WHAT TO WORK ON
Find the lines with the string "Setup" and return them.

MATERIAL SUPPLIED
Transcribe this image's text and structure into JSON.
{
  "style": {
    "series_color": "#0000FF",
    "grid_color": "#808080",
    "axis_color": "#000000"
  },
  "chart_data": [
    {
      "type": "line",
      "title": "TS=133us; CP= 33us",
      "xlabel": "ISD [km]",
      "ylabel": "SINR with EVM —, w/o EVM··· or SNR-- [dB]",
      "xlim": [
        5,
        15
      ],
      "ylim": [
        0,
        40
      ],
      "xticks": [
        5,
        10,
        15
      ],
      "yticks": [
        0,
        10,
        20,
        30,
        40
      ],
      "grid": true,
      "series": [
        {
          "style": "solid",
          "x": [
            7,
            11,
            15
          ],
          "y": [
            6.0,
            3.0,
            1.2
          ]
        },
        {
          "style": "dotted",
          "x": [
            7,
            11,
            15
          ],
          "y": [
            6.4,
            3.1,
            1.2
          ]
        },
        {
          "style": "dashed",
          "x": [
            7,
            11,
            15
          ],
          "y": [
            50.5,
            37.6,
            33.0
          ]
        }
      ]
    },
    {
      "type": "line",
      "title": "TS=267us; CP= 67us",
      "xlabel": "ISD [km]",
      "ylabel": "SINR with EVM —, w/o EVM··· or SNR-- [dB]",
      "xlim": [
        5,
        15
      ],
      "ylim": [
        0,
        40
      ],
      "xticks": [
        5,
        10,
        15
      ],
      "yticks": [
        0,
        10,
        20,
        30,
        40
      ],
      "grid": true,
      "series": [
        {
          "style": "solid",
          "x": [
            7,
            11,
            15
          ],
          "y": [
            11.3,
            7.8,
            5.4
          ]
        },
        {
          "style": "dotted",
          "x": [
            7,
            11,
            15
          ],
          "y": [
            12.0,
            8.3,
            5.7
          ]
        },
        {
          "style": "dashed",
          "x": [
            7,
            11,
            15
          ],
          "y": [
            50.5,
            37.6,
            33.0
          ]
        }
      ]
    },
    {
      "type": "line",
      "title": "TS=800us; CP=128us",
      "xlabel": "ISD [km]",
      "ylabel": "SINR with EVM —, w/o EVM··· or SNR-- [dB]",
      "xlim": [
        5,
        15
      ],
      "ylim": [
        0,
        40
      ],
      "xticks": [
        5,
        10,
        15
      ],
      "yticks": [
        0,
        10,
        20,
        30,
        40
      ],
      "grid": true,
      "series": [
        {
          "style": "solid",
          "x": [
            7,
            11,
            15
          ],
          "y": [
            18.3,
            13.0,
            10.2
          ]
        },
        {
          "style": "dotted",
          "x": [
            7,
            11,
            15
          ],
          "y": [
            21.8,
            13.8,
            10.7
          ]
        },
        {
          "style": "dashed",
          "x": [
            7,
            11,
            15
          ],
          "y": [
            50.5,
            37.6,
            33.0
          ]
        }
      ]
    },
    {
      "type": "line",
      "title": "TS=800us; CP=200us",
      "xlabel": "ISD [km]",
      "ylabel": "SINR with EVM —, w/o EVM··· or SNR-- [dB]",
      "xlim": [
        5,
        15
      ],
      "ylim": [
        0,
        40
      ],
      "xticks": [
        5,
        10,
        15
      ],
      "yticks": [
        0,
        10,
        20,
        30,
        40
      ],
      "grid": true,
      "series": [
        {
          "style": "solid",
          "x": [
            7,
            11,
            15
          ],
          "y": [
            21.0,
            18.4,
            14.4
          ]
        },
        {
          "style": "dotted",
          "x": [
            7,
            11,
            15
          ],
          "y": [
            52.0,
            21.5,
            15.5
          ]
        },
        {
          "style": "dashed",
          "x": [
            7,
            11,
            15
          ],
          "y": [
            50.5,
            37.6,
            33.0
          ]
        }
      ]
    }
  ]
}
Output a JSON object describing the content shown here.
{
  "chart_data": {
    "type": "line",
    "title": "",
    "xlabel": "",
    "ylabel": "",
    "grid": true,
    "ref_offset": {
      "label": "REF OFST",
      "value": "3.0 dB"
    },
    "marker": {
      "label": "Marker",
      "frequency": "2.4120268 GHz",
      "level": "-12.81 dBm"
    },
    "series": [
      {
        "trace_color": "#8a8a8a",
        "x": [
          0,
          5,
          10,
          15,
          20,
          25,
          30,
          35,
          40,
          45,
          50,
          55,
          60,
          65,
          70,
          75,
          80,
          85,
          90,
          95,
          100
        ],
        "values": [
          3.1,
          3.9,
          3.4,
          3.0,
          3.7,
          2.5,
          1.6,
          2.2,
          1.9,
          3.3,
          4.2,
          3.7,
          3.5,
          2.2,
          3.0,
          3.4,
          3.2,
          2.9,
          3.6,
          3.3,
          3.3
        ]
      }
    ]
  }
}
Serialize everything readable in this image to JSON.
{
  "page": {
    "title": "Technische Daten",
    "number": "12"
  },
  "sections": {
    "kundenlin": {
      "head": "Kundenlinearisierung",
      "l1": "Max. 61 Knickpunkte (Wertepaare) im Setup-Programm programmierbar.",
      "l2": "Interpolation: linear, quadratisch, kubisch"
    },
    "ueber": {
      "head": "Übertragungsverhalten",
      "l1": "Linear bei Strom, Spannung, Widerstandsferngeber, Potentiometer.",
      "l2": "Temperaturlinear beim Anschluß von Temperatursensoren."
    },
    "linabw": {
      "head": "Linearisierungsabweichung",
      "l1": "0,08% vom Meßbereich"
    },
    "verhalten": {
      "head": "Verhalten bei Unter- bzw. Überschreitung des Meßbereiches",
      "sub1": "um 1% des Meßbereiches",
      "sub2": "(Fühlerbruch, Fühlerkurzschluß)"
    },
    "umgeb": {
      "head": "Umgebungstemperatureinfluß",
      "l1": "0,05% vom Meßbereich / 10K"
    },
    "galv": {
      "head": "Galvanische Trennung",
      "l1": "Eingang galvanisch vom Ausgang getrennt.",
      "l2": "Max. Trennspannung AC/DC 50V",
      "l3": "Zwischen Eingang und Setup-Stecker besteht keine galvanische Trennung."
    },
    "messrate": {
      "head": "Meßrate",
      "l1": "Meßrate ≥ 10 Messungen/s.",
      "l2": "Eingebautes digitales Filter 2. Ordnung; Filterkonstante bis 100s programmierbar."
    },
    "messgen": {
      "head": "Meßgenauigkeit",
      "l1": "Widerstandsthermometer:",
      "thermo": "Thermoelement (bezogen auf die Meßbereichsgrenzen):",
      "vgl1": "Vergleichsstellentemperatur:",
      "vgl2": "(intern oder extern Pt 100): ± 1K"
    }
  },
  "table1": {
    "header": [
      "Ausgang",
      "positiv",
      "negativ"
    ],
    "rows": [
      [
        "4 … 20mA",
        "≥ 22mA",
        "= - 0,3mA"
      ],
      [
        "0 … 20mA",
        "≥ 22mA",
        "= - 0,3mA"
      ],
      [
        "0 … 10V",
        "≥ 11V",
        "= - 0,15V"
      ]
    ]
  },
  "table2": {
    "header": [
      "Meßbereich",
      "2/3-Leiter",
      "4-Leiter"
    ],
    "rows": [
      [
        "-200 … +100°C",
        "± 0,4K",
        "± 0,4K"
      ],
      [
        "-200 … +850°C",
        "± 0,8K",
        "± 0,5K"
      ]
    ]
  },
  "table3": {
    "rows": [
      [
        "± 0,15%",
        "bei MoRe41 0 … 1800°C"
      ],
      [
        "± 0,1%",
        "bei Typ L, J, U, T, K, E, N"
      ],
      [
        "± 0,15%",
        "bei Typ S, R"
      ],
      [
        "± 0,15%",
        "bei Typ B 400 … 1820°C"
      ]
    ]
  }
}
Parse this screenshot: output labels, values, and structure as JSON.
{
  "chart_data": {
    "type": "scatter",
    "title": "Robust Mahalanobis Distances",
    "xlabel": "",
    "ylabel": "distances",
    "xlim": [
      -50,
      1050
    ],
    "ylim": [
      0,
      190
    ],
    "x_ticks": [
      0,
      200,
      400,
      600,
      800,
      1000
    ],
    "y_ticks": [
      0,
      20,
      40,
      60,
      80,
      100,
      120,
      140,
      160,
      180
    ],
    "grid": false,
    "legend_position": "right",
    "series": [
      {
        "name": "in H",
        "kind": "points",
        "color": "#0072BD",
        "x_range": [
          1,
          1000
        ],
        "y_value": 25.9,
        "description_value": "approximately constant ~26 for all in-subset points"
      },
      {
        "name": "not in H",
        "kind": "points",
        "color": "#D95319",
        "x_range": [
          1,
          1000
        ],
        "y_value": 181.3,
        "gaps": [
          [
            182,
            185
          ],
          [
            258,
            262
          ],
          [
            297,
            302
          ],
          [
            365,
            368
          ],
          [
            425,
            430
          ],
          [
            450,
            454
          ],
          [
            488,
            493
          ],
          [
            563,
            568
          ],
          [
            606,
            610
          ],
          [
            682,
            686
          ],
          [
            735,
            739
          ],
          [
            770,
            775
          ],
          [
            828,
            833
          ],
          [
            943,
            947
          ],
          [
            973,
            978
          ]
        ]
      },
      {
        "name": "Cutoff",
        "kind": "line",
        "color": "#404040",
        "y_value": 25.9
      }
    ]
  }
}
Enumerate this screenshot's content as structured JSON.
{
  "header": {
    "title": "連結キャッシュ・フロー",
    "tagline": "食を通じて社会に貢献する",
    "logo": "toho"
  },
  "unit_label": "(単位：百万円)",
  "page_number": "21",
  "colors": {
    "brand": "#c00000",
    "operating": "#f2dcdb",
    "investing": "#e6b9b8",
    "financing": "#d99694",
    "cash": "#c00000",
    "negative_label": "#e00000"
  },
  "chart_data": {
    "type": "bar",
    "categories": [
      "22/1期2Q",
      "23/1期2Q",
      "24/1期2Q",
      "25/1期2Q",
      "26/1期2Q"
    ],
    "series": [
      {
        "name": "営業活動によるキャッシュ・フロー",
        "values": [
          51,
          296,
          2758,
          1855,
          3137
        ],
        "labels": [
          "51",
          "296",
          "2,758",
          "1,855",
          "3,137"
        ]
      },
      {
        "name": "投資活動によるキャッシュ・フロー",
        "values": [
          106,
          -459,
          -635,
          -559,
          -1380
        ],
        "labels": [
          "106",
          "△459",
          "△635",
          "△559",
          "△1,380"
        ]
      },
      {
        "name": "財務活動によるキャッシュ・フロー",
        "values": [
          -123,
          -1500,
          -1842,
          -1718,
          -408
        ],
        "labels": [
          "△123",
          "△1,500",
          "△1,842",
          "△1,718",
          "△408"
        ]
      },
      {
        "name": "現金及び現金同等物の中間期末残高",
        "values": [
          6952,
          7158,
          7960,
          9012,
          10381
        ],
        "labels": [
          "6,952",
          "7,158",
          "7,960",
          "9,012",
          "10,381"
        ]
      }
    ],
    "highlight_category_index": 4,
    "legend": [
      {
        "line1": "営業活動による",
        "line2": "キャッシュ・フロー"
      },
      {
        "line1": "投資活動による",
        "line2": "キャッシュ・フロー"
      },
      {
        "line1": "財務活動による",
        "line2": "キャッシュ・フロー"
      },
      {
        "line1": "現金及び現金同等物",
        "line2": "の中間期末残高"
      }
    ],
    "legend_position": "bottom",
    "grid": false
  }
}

CORRECT RESPONSE
      "l1": "Max. 61 Knickpunkte (Wertepaare) im Setup-Programm programmierbar.",
      "l3": "Zwischen Eingang und Setup-Stecker besteht keine galvanische Trennung."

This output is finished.